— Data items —

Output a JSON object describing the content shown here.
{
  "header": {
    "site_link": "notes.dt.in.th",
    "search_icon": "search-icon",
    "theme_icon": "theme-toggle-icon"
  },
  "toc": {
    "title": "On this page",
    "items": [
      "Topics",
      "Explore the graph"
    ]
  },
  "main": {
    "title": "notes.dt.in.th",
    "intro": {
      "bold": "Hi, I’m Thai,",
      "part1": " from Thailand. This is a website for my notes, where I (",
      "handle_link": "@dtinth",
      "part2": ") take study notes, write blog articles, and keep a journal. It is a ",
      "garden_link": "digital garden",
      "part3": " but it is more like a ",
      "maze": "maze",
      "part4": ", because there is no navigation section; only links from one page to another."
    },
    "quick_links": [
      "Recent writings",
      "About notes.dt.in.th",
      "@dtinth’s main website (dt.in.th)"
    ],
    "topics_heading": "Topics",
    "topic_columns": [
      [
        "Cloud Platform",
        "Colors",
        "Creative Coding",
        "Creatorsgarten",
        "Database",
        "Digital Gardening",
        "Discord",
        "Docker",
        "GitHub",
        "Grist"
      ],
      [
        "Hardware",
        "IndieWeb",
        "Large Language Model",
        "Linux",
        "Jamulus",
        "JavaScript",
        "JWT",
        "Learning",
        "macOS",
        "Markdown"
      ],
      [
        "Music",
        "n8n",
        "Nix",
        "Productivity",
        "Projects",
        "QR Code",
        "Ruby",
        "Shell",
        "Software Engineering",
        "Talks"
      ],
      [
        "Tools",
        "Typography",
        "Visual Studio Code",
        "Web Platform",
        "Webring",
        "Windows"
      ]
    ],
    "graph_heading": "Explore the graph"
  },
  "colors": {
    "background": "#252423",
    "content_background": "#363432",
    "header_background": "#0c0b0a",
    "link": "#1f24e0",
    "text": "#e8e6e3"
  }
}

— EXERCISE —
Your task is to output all of the data above word for word.

— FINAL ANSWER —
Output a JSON object describing the content shown here.
{
  "header": {
    "site_link": "notes.dt.in.th",
    "search_icon": "search-icon",
    "theme_icon": "theme-toggle-icon"
  },
  "toc": {
    "title": "On this page",
    "items": [
      "Topics",
      "Explore the graph"
    ]
  },
  "main": {
    "title": "notes.dt.in.th",
    "intro": {
      "bold": "Hi, I’m Thai,",
      "part1": " from Thailand. This is a website for my notes, where I (",
      "handle_link": "@dtinth",
      "part2": ") take study notes, write blog articles, and keep a journal. It is a ",
      "garden_link": "digital garden",
      "part3": " but it is more like a ",
      "maze": "maze",
      "part4": ", because there is no navigation section; only links from one page to another."
    },
    "quick_links": [
      "Recent writings",
      "About notes.dt.in.th",
      "@dtinth’s main website (dt.in.th)"
    ],
    "topics_heading": "Topics",
    "topic_columns": [
      [
        "Cloud Platform",
        "Colors",
        "Creative Coding",
        "Creatorsgarten",
        "Database",
        "Digital Gardening",
        "Discord",
        "Docker",
        "GitHub",
        "Grist"
      ],
      [
        "Hardware",
        "IndieWeb",
        "Large Language Model",
        "Linux",
        "Jamulus",
        "JavaScript",
        "JWT",
        "Learning",
        "macOS",
        "Markdown"
      ],
      [
        "Music",
        "n8n",
        "Nix",
        "Productivity",
        "Projects",
        "QR Code",
        "Ruby",
        "Shell",
        "Software Engineering",
        "Talks"
      ],
      [
        "Tools",
        "Typography",
        "Visual Studio Code",
        "Web Platform",
        "Webring",
        "Windows"
      ]
    ],
    "graph_heading": "Explore the graph"
  },
  "colors": {
    "background": "#252423",
    "content_background": "#363432",
    "header_background": "#0c0b0a",
    "link": "#1f24e0",
    "text": "#e8e6e3"
  }
}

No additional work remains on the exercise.